--- Start of TASK DATA ---

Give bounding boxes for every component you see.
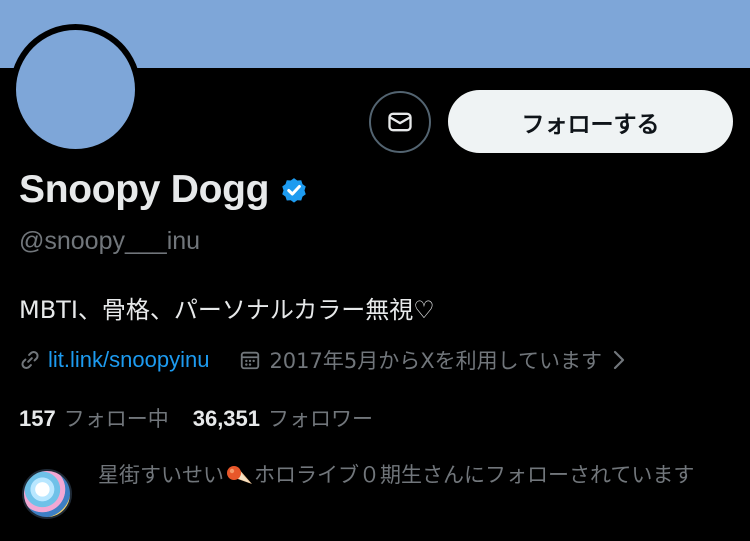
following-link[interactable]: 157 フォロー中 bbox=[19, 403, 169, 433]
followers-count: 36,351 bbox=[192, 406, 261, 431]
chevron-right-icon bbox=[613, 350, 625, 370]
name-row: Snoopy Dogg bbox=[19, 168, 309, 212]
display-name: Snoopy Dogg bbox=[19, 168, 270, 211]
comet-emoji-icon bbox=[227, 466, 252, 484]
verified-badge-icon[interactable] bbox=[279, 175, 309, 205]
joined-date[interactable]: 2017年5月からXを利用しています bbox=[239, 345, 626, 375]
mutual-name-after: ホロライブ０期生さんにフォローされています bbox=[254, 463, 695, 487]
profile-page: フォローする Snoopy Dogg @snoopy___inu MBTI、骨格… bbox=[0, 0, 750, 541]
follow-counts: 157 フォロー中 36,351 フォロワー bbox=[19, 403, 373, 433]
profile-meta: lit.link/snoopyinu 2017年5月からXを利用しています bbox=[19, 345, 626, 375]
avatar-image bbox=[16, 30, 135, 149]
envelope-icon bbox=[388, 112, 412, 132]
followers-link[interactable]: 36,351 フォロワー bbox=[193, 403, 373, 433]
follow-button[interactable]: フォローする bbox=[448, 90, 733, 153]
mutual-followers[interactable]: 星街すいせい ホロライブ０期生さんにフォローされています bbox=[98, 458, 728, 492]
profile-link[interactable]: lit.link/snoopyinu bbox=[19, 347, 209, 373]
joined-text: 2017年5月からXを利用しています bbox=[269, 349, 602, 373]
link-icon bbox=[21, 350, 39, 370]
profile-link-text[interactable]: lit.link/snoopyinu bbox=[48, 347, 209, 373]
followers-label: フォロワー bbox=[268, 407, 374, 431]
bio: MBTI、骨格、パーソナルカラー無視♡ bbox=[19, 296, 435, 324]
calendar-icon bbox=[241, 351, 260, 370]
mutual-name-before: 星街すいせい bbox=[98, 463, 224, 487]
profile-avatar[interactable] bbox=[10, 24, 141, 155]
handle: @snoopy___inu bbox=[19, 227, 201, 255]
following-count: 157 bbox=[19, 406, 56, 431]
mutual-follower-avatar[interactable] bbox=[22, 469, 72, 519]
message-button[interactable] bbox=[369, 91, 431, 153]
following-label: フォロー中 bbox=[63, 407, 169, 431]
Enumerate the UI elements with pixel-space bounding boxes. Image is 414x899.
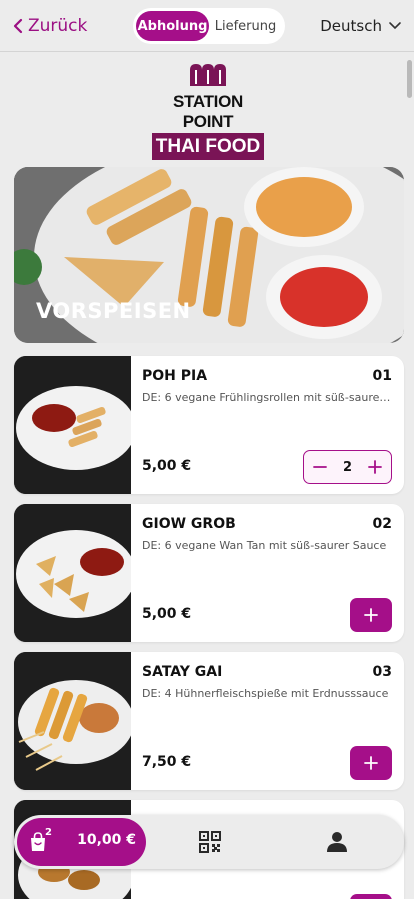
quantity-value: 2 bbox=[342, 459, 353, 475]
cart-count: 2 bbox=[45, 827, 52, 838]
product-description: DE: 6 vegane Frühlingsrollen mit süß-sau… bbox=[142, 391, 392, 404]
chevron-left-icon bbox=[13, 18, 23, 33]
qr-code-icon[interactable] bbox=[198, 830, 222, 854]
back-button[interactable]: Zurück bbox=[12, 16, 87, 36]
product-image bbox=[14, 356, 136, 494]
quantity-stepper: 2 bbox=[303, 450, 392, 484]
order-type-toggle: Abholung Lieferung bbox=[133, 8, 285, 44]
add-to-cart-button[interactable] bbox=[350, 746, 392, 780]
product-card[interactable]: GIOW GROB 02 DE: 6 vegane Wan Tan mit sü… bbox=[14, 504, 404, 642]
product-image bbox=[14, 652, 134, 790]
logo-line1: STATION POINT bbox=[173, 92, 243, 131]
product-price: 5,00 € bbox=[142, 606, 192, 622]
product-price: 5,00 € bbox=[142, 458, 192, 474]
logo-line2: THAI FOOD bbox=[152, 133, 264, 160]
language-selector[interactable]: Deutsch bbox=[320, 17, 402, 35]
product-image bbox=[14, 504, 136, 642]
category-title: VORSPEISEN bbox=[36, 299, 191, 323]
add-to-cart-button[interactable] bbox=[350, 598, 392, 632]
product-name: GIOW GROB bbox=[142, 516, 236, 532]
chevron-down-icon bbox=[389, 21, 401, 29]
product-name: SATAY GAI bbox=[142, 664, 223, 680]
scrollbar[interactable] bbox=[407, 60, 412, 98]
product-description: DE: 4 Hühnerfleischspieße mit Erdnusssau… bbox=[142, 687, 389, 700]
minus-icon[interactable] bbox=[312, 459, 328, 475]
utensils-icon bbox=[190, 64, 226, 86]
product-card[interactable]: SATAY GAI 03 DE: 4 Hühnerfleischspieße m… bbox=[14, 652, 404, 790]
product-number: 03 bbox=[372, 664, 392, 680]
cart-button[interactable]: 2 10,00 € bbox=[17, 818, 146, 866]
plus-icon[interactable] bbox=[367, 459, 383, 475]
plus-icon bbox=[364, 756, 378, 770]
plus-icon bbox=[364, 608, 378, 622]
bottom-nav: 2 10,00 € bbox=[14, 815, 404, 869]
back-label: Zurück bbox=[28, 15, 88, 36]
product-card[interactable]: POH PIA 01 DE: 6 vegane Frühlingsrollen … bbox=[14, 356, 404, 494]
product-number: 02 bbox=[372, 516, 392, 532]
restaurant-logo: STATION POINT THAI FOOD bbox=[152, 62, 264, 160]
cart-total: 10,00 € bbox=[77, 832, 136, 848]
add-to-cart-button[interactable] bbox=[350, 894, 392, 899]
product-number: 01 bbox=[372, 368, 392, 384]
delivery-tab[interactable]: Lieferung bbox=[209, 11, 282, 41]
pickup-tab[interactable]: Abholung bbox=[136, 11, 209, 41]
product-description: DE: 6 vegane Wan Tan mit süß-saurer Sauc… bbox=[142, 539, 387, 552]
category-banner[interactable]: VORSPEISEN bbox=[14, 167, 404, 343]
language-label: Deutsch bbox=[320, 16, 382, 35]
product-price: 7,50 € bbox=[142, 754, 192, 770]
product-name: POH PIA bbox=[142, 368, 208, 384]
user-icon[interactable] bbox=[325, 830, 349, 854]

--- End of TASK DATA ---

Set down every line of the listing from the line containing "quantity-value: 2 bbox=[342, 459, 353, 475]" through the line containing "minus-icon[interactable] bbox=[312, 459, 328, 475]", including both of those lines, without changing anything.

**TASK RESPONSE:**
quantity-value: 2 bbox=[342, 459, 353, 475]
cart-count: 2 bbox=[45, 827, 52, 838]
product-description: DE: 6 vegane Frühlingsrollen mit süß-sau… bbox=[142, 391, 392, 404]
chevron-left-icon bbox=[13, 18, 23, 33]
qr-code-icon[interactable] bbox=[198, 830, 222, 854]
back-button[interactable]: Zurück bbox=[12, 16, 87, 36]
product-image bbox=[14, 356, 136, 494]
quantity-stepper: 2 bbox=[303, 450, 392, 484]
order-type-toggle: Abholung Lieferung bbox=[133, 8, 285, 44]
add-to-cart-button[interactable] bbox=[350, 746, 392, 780]
product-card[interactable]: GIOW GROB 02 DE: 6 vegane Wan Tan mit sü… bbox=[14, 504, 404, 642]
product-image bbox=[14, 652, 134, 790]
logo-line1: STATION POINT bbox=[173, 92, 243, 131]
product-price: 5,00 € bbox=[142, 606, 192, 622]
product-price: 5,00 € bbox=[142, 458, 192, 474]
logo-line2: THAI FOOD bbox=[152, 133, 264, 160]
language-selector[interactable]: Deutsch bbox=[320, 17, 402, 35]
product-image bbox=[14, 504, 136, 642]
category-title: VORSPEISEN bbox=[36, 299, 191, 323]
add-to-cart-button[interactable] bbox=[350, 598, 392, 632]
product-name: GIOW GROB bbox=[142, 516, 236, 532]
chevron-down-icon bbox=[389, 21, 401, 29]
product-name: SATAY GAI bbox=[142, 664, 223, 680]
scrollbar[interactable] bbox=[407, 60, 412, 98]
product-description: DE: 4 Hühnerfleischspieße mit Erdnusssau… bbox=[142, 687, 389, 700]
minus-icon[interactable] bbox=[312, 459, 328, 475]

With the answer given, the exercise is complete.